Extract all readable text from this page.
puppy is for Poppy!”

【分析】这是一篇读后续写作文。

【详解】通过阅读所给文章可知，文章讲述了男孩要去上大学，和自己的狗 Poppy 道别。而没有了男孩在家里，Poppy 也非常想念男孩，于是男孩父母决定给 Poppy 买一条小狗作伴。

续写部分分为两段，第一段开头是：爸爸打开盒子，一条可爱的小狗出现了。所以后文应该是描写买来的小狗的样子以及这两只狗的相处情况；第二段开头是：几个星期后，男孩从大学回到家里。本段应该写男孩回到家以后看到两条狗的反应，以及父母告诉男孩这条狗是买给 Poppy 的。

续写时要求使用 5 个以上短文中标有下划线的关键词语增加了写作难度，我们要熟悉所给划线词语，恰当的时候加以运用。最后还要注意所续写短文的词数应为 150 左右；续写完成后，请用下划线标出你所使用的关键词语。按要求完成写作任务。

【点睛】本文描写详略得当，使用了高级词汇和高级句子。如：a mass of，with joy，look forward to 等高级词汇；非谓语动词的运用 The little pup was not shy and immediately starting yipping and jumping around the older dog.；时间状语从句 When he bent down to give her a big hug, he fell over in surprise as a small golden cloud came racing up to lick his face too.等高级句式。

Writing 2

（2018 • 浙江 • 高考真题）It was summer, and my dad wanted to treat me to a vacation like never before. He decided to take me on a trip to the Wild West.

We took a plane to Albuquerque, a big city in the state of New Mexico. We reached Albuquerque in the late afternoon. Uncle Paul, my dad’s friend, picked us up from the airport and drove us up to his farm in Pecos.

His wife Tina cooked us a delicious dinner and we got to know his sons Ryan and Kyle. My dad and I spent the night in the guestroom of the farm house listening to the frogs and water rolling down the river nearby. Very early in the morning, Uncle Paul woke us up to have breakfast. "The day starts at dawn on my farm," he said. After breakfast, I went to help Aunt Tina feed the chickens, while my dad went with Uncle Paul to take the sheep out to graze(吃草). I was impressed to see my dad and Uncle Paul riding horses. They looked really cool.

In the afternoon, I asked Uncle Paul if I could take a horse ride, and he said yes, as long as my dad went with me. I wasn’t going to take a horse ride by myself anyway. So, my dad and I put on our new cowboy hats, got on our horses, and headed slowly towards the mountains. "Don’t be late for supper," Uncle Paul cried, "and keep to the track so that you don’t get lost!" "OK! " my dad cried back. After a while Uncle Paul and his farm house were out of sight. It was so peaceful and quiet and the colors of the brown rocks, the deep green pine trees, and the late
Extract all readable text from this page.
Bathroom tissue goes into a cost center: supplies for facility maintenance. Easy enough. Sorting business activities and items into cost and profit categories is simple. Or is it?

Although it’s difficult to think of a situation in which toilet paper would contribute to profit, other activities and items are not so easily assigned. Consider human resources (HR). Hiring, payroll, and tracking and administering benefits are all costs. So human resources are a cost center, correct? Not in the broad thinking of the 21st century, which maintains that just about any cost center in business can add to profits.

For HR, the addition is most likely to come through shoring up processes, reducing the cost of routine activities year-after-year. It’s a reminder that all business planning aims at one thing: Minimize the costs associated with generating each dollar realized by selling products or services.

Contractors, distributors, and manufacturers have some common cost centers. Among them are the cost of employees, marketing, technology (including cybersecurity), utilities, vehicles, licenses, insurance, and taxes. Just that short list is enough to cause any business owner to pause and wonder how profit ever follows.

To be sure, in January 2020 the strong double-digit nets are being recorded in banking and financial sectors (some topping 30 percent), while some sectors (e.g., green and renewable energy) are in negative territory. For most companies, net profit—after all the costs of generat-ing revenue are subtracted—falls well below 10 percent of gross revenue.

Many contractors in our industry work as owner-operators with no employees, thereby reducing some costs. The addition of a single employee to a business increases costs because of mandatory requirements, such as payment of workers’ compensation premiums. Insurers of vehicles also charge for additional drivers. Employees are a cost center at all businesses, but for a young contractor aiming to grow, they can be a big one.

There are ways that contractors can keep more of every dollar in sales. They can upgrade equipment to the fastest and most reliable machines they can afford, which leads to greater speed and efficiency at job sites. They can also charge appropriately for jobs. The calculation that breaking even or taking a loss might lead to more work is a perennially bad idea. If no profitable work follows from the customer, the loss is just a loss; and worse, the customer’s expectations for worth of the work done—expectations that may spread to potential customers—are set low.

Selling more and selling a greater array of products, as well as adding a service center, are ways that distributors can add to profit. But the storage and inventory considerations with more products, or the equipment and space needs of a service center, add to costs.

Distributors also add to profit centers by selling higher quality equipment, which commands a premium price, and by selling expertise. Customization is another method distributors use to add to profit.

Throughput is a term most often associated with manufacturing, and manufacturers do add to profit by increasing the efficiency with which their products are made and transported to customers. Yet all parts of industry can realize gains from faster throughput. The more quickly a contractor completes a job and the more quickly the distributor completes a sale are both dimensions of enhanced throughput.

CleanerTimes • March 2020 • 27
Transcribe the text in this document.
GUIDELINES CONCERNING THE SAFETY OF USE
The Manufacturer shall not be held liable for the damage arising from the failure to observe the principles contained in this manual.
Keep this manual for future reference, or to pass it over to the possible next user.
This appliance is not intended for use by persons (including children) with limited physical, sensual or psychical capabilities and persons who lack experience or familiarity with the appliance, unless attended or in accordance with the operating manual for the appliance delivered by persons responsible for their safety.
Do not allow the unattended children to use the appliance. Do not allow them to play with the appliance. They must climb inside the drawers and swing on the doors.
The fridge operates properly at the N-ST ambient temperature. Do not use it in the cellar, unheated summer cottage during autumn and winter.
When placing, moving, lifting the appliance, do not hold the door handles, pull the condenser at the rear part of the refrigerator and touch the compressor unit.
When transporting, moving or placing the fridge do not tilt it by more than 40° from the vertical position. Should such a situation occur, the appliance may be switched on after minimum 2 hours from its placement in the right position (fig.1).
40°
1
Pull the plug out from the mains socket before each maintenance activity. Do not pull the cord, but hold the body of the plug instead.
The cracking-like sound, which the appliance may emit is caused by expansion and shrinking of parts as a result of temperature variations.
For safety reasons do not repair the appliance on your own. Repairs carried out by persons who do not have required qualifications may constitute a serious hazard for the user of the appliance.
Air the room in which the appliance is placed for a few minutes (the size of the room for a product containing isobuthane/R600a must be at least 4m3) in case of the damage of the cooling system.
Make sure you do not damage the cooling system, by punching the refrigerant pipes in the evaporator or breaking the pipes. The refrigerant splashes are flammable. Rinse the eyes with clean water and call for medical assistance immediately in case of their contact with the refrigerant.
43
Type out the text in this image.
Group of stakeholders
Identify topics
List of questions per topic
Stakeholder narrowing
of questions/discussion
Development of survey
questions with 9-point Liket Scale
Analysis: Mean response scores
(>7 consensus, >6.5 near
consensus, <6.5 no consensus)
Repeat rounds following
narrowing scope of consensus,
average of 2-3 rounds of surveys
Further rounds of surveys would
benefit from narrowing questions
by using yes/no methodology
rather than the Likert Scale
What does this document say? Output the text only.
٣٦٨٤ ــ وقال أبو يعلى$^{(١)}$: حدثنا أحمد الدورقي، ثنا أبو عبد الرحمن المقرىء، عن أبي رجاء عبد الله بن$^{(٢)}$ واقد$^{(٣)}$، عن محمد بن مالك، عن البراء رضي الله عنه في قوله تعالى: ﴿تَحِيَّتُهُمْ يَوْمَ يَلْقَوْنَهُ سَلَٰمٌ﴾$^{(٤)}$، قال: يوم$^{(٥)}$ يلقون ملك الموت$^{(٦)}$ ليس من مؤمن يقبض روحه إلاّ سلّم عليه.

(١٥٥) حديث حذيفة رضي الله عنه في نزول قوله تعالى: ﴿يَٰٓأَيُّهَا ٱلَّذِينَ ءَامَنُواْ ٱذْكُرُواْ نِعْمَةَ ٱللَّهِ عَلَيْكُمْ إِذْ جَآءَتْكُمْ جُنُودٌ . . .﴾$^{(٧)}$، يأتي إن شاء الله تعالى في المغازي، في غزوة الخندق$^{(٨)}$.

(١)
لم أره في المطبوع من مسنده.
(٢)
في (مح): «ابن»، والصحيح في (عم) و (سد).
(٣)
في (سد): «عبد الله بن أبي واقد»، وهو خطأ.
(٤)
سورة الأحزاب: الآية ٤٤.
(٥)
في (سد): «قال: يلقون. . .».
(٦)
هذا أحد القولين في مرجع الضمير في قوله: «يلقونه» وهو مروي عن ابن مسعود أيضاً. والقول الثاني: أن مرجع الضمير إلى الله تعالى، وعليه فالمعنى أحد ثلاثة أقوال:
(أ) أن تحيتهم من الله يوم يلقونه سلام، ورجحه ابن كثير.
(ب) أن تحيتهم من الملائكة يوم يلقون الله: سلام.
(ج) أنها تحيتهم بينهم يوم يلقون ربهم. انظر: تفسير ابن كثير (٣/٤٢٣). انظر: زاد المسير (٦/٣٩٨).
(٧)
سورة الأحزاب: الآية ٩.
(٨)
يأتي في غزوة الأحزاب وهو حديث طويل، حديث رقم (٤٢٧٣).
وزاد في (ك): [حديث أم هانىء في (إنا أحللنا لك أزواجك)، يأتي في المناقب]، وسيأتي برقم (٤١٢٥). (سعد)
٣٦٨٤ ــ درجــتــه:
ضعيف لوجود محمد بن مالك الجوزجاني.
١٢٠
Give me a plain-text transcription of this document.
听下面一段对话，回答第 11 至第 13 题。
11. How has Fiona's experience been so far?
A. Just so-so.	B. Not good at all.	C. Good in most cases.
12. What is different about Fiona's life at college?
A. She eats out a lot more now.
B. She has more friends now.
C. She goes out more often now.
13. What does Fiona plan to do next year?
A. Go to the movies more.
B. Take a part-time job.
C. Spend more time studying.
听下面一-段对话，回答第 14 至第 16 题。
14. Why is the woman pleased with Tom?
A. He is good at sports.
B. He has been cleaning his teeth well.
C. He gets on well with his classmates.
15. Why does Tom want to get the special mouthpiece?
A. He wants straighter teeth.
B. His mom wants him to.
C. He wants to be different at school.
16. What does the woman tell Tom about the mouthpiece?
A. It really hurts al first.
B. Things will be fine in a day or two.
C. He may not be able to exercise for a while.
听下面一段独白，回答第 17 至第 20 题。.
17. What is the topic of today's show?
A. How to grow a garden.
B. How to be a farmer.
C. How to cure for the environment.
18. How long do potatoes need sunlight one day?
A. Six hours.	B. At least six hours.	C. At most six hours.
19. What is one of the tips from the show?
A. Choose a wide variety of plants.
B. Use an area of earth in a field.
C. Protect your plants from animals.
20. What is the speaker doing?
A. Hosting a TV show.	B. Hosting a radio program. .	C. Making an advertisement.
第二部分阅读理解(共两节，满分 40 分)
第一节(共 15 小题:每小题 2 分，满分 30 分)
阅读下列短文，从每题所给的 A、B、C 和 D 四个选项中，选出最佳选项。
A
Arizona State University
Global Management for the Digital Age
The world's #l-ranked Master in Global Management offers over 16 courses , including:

Objective | Using the records above, gather all lines where the string "الآية" is present.

Exercise response |
سورة الأحزاب: الآية ٤٤.
سورة الأحزاب: الآية ٩.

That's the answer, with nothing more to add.